§ **WHAT TO WORK ON**
Write every line of the records below as a JSON list of strings, one string per line, leaving out blank lines.

────────────────

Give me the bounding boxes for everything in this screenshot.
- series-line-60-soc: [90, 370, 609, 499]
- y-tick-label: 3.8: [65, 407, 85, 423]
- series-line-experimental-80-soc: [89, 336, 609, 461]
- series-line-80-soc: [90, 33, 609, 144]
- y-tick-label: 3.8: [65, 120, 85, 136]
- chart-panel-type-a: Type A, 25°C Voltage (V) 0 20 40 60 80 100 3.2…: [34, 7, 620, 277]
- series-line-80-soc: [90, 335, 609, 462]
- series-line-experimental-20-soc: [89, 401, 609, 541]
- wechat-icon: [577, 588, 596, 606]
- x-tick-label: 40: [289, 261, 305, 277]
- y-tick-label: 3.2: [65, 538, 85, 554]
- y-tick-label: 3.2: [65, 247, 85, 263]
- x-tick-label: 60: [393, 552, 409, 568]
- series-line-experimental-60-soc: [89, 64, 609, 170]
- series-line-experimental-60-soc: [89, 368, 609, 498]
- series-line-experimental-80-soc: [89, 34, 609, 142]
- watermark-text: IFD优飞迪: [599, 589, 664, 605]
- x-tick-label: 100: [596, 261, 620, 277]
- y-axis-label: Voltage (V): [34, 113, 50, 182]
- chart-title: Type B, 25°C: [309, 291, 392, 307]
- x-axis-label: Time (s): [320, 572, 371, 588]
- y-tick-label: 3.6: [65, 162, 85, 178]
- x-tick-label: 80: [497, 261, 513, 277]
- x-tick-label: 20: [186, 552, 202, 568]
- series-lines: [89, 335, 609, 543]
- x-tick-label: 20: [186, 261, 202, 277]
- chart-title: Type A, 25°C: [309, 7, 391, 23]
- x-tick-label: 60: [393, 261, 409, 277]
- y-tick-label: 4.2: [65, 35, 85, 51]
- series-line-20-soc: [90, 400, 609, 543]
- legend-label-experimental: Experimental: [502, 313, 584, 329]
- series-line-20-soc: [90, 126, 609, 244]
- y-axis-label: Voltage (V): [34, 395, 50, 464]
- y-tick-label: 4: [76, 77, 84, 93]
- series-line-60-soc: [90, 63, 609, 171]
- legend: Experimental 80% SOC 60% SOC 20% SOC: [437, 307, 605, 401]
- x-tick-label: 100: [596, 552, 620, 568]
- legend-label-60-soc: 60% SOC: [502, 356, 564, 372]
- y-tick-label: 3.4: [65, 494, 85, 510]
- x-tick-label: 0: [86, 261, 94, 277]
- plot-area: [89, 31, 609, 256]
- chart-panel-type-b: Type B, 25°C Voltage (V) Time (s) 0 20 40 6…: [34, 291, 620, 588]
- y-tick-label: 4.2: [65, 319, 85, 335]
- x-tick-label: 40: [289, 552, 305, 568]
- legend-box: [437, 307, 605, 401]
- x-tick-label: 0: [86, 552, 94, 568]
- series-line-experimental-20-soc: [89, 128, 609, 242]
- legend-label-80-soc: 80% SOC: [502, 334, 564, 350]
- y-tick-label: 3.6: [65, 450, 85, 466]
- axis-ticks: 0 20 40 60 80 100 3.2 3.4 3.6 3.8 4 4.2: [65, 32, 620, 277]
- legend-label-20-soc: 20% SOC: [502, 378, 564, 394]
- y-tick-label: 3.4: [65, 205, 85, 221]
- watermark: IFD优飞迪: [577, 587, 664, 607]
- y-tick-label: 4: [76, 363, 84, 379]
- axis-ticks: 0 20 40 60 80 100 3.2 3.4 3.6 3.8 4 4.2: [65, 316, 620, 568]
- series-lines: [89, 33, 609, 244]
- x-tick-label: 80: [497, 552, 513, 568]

────────────────

§ **SOLUTION TO THIS PROBLEM**
[
  "Give me the bounding boxes for everything in this screenshot.",
  "- series-line-60-soc: [90, 370, 609, 499]",
  "- y-tick-label: 3.8: [65, 407, 85, 423]",
  "- series-line-experimental-80-soc: [89, 336, 609, 461]",
  "- series-line-80-soc: [90, 33, 609, 144]",
  "- y-tick-label: 3.8: [65, 120, 85, 136]",
  "- chart-panel-type-a: Type A, 25°C Voltage (V) 0 20 40 60 80 100 3.2…: [34, 7, 620, 277]",
  "- series-line-80-soc: [90, 335, 609, 462]",
  "- series-line-experimental-20-soc: [89, 401, 609, 541]",
  "- wechat-icon: [577, 588, 596, 606]",
  "- x-tick-label: 40: [289, 261, 305, 277]",
  "- y-tick-label: 3.2: [65, 538, 85, 554]",
  "- y-tick-label: 3.2: [65, 247, 85, 263]",
  "- x-tick-label: 60: [393, 552, 409, 568]",
  "- series-line-experimental-60-soc: [89, 64, 609, 170]",
  "- series-line-experimental-60-soc: [89, 368, 609, 498]",
  "- series-line-experimental-80-soc: [89, 34, 609, 142]",
  "- watermark-text: IFD优飞迪: [599, 589, 664, 605]",
  "- x-tick-label: 100: [596, 261, 620, 277]",
  "- y-axis-label: Voltage (V): [34, 113, 50, 182]",
  "- chart-title: Type B, 25°C: [309, 291, 392, 307]",
  "- x-axis-label: Time (s): [320, 572, 371, 588]",
  "- y-tick-label: 3.6: [65, 162, 85, 178]",
  "- x-tick-label: 80: [497, 261, 513, 277]",
  "- x-tick-label: 20: [186, 552, 202, 568]",
  "- series-lines: [89, 335, 609, 543]",
  "- x-tick-label: 20: [186, 261, 202, 277]",
  "- chart-title: Type A, 25°C: [309, 7, 391, 23]",
  "- x-tick-label: 60: [393, 261, 409, 277]",
  "- y-tick-label: 4.2: [65, 35, 85, 51]",
  "- series-line-20-soc: [90, 400, 609, 543]",
  "- legend-label-experimental: Experimental: [502, 313, 584, 329]",
  "- series-line-20-soc: [90, 126, 609, 244]",
  "- y-axis-label: Voltage (V): [34, 395, 50, 464]",
  "- y-tick-label: 4: [76, 77, 84, 93]",
  "- series-line-60-soc: [90, 63, 609, 171]",
  "- legend: Experimental 80% SOC 60% SOC 20% SOC: [437, 307, 605, 401]",
  "- x-tick-label: 100: [596, 552, 620, 568]",
  "- legend-label-60-soc: 60% SOC: [502, 356, 564, 372]",
  "- y-tick-label: 3.4: [65, 494, 85, 510]",
  "- x-tick-label: 0: [86, 261, 94, 277]",
  "- plot-area: [89, 31, 609, 256]",
  "- chart-panel-type-b: Type B, 25°C Voltage (V) Time (s) 0 20 40 6…: [34, 291, 620, 588]",
  "- y-tick-label: 4.2: [65, 319, 85, 335]",
  "- x-tick-label: 40: [289, 552, 305, 568]",
  "- legend-box: [437, 307, 605, 401]",
  "- x-tick-label: 0: [86, 552, 94, 568]",
  "- series-line-experimental-20-soc: [89, 128, 609, 242]",
  "- legend-label-80-soc: 80% SOC: [502, 334, 564, 350]",
  "- y-tick-label: 3.6: [65, 450, 85, 466]",
  "- axis-ticks: 0 20 40 60 80 100 3.2 3.4 3.6 3.8 4 4.2: [65, 32, 620, 277]",
  "- legend-label-20-soc: 20% SOC: [502, 378, 564, 394]",
  "- y-tick-label: 3.4: [65, 205, 85, 221]",
  "- watermark: IFD优飞迪: [577, 587, 664, 607]",
  "- y-tick-label: 4: [76, 363, 84, 379]",
  "- axis-ticks: 0 20 40 60 80 100 3.2 3.4 3.6 3.8 4 4.2: [65, 316, 620, 568]",
  "- series-lines: [89, 33, 609, 244]",
  "- x-tick-label: 80: [497, 552, 513, 568]"
]